» **SET EXERCISE**
Among the lines of these entries, how many hold the word "smallpdf"? State only the number.

## BEGIN

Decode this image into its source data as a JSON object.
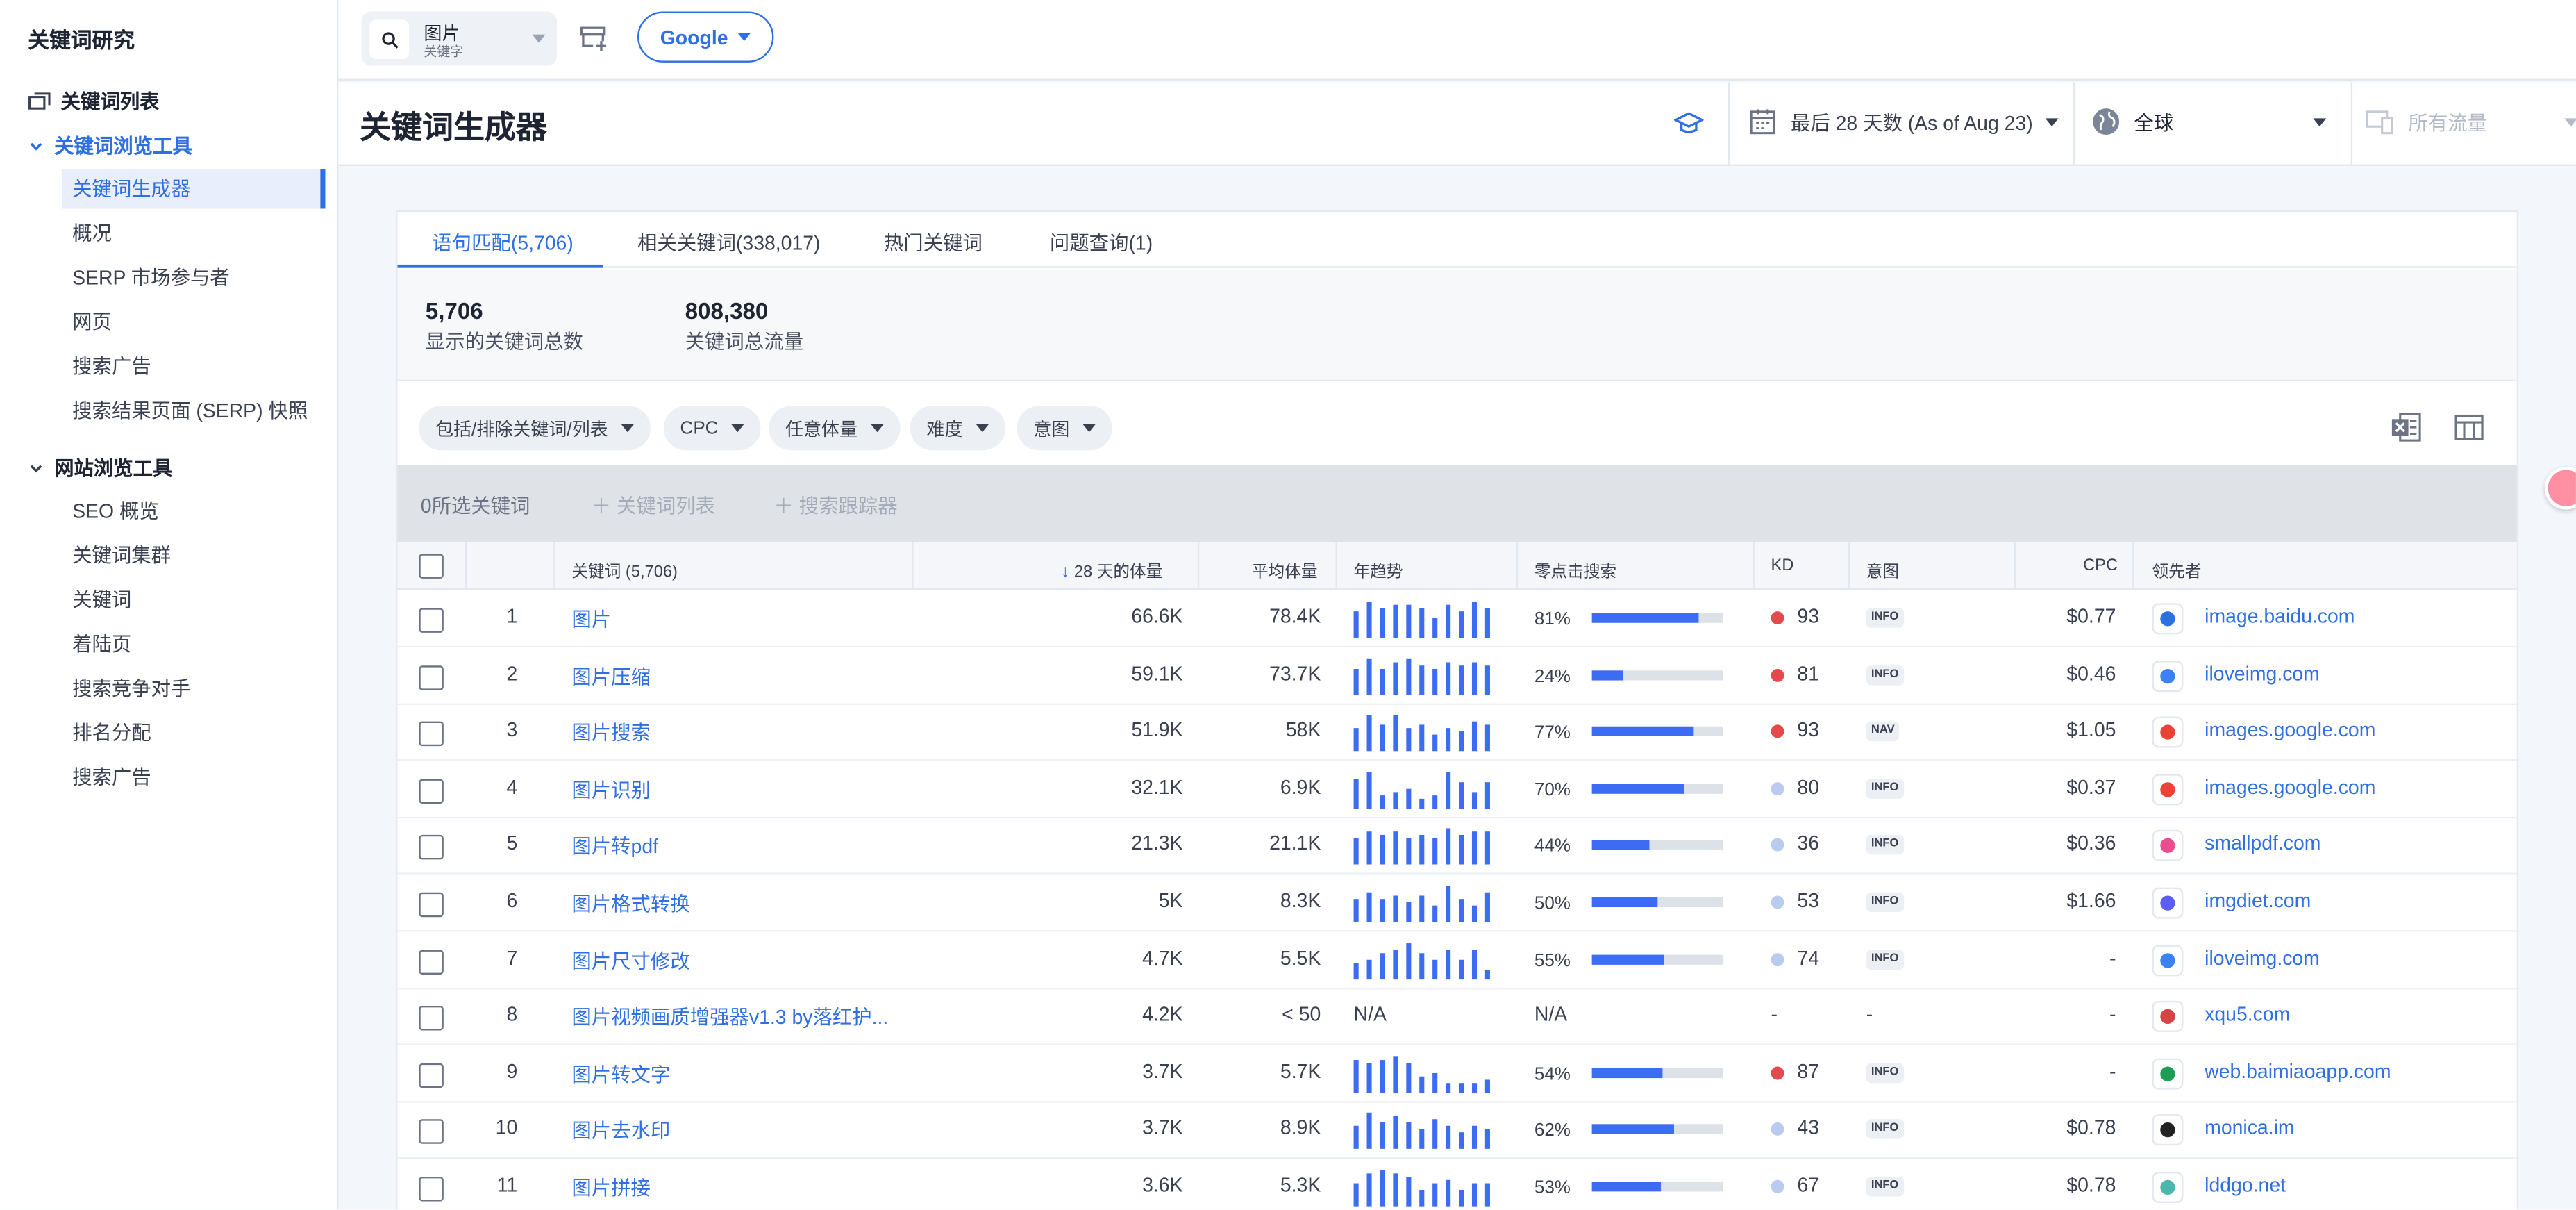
{
  "sidebar": {
    "title": "关键词研究",
    "list_label": "关键词列表",
    "section1_label": "关键词浏览工具",
    "section1_items": [
      {
        "label": "关键词生成器"
      },
      {
        "label": "概况"
      },
      {
        "label": "SERP 市场参与者"
      },
      {
        "label": "网页"
      },
      {
        "label": "搜索广告"
      },
      {
        "label": "搜索结果页面 (SERP) 快照"
      }
    ],
    "section2_label": "网站浏览工具",
    "section2_items": [
      {
        "label": "SEO 概览"
      },
      {
        "label": "关键词集群"
      },
      {
        "label": "关键词"
      },
      {
        "label": "着陆页"
      },
      {
        "label": "搜索竞争对手"
      },
      {
        "label": "排名分配"
      },
      {
        "label": "搜索广告"
      }
    ]
  },
  "topbar": {
    "search_value": "图片",
    "search_type": "关键字",
    "engine_label": "Google"
  },
  "header": {
    "title": "关键词生成器",
    "date_range": "最后 28 天数 (As of Aug 23)",
    "region": "全球",
    "traffic": "所有流量"
  },
  "tabs": [
    {
      "label": "语句匹配(5,706)"
    },
    {
      "label": "相关关键词(338,017)"
    },
    {
      "label": "热门关键词"
    },
    {
      "label": "问题查询(1)"
    }
  ],
  "stats": {
    "total_keywords": "5,706",
    "total_keywords_label": "显示的关键词总数",
    "total_traffic": "808,380",
    "total_traffic_label": "关键词总流量"
  },
  "filters": [
    {
      "label": "包括/排除关键词/列表"
    },
    {
      "label": "CPC"
    },
    {
      "label": "任意体量"
    },
    {
      "label": "难度"
    },
    {
      "label": "意图"
    }
  ],
  "selection": {
    "count_label": "0所选关键词",
    "add_list": "关键词列表",
    "add_tracker": "搜索跟踪器"
  },
  "table": {
    "headers": {
      "keyword": "关键词 (5,706)",
      "volume28": "28 天的体量",
      "avg": "平均体量",
      "trend": "年趋势",
      "zero_click": "零点击搜索",
      "kd": "KD",
      "intent": "意图",
      "cpc": "CPC",
      "leader": "领先者"
    },
    "rows": [
      {
        "rank": "1",
        "keyword": "图片",
        "volume": "66.6K",
        "avg": "78.4K",
        "trend": [
          16,
          22,
          18,
          20,
          20,
          18,
          12,
          20,
          16,
          22,
          18
        ],
        "zero": "81%",
        "zero_frac": 0.81,
        "kd": "93",
        "kd_color": "#e5484d",
        "intent": "INFO",
        "cpc": "$0.77",
        "leader": "image.baidu.com",
        "fav": "paw-icon",
        "fav_color": "#2f6fe4"
      },
      {
        "rank": "2",
        "keyword": "图片压缩",
        "volume": "59.1K",
        "avg": "73.7K",
        "trend": [
          16,
          22,
          16,
          20,
          22,
          18,
          16,
          20,
          18,
          20,
          18
        ],
        "zero": "24%",
        "zero_frac": 0.24,
        "kd": "81",
        "kd_color": "#e5484d",
        "intent": "INFO",
        "cpc": "$0.46",
        "leader": "iloveimg.com",
        "fav": "heart-icon",
        "fav_color": "#3b82f6"
      },
      {
        "rank": "3",
        "keyword": "图片搜索",
        "volume": "51.9K",
        "avg": "58K",
        "trend": [
          14,
          22,
          16,
          22,
          14,
          16,
          10,
          14,
          12,
          18,
          16
        ],
        "zero": "77%",
        "zero_frac": 0.77,
        "kd": "93",
        "kd_color": "#e5484d",
        "intent": "NAV",
        "cpc": "$1.05",
        "leader": "images.google.com",
        "fav": "google-icon",
        "fav_color": "#ea4335"
      },
      {
        "rank": "4",
        "keyword": "图片识别",
        "volume": "32.1K",
        "avg": "6.9K",
        "trend": [
          18,
          22,
          8,
          10,
          12,
          6,
          8,
          22,
          16,
          10,
          16
        ],
        "zero": "70%",
        "zero_frac": 0.7,
        "kd": "80",
        "kd_color": "#b9ccef",
        "intent": "INFO",
        "cpc": "$0.37",
        "leader": "images.google.com",
        "fav": "google-icon",
        "fav_color": "#ea4335"
      },
      {
        "rank": "5",
        "keyword": "图片转pdf",
        "volume": "21.3K",
        "avg": "21.1K",
        "trend": [
          16,
          20,
          18,
          20,
          16,
          18,
          16,
          22,
          18,
          20,
          20
        ],
        "zero": "44%",
        "zero_frac": 0.44,
        "kd": "36",
        "kd_color": "#b9ccef",
        "intent": "INFO",
        "cpc": "$0.36",
        "leader": "smallpdf.com",
        "fav": "smallpdf-icon",
        "fav_color": "#e94f8f"
      },
      {
        "rank": "6",
        "keyword": "图片格式转换",
        "volume": "5K",
        "avg": "8.3K",
        "trend": [
          14,
          18,
          14,
          16,
          12,
          16,
          10,
          22,
          14,
          10,
          18
        ],
        "zero": "50%",
        "zero_frac": 0.5,
        "kd": "53",
        "kd_color": "#b9ccef",
        "intent": "INFO",
        "cpc": "$1.66",
        "leader": "imgdiet.com",
        "fav": "imgdiet-icon",
        "fav_color": "#5b5ef0"
      },
      {
        "rank": "7",
        "keyword": "图片尺寸修改",
        "volume": "4.7K",
        "avg": "5.5K",
        "trend": [
          10,
          12,
          16,
          18,
          22,
          16,
          12,
          18,
          12,
          18,
          6
        ],
        "zero": "55%",
        "zero_frac": 0.55,
        "kd": "74",
        "kd_color": "#b9ccef",
        "intent": "INFO",
        "cpc": "-",
        "leader": "iloveimg.com",
        "fav": "heart-icon",
        "fav_color": "#3b82f6"
      },
      {
        "rank": "8",
        "keyword": "图片视频画质增强器v1.3 by落红护...",
        "volume": "4.2K",
        "avg": "< 50",
        "trend_text": "N/A",
        "zero": "N/A",
        "kd": "-",
        "intent_text": "-",
        "cpc": "-",
        "leader": "xqu5.com",
        "fav": "house-icon",
        "fav_color": "#d64545"
      },
      {
        "rank": "9",
        "keyword": "图片转文字",
        "volume": "3.7K",
        "avg": "5.7K",
        "trend": [
          20,
          18,
          20,
          22,
          18,
          10,
          12,
          6,
          6,
          6,
          8
        ],
        "zero": "54%",
        "zero_frac": 0.54,
        "kd": "87",
        "kd_color": "#e5484d",
        "intent": "INFO",
        "cpc": "-",
        "leader": "web.baimiaoapp.com",
        "fav": "leaf-icon",
        "fav_color": "#1f9d55"
      },
      {
        "rank": "10",
        "keyword": "图片去水印",
        "volume": "3.7K",
        "avg": "8.9K",
        "trend": [
          14,
          22,
          16,
          20,
          16,
          12,
          18,
          14,
          10,
          14,
          12
        ],
        "zero": "62%",
        "zero_frac": 0.62,
        "kd": "43",
        "kd_color": "#b9ccef",
        "intent": "INFO",
        "cpc": "$0.78",
        "leader": "monica.im",
        "fav": "monica-icon",
        "fav_color": "#222222"
      },
      {
        "rank": "11",
        "keyword": "图片拼接",
        "volume": "3.6K",
        "avg": "5.3K",
        "trend": [
          14,
          20,
          22,
          20,
          18,
          10,
          14,
          16,
          10,
          14,
          14
        ],
        "zero": "53%",
        "zero_frac": 0.53,
        "kd": "67",
        "kd_color": "#b9ccef",
        "intent": "INFO",
        "cpc": "$0.78",
        "leader": "lddgo.net",
        "fav": "snowflake-icon",
        "fav_color": "#4db6ac"
      }
    ]
  }
}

## END

» **ANSWER FOR THIS EXERCISE**
2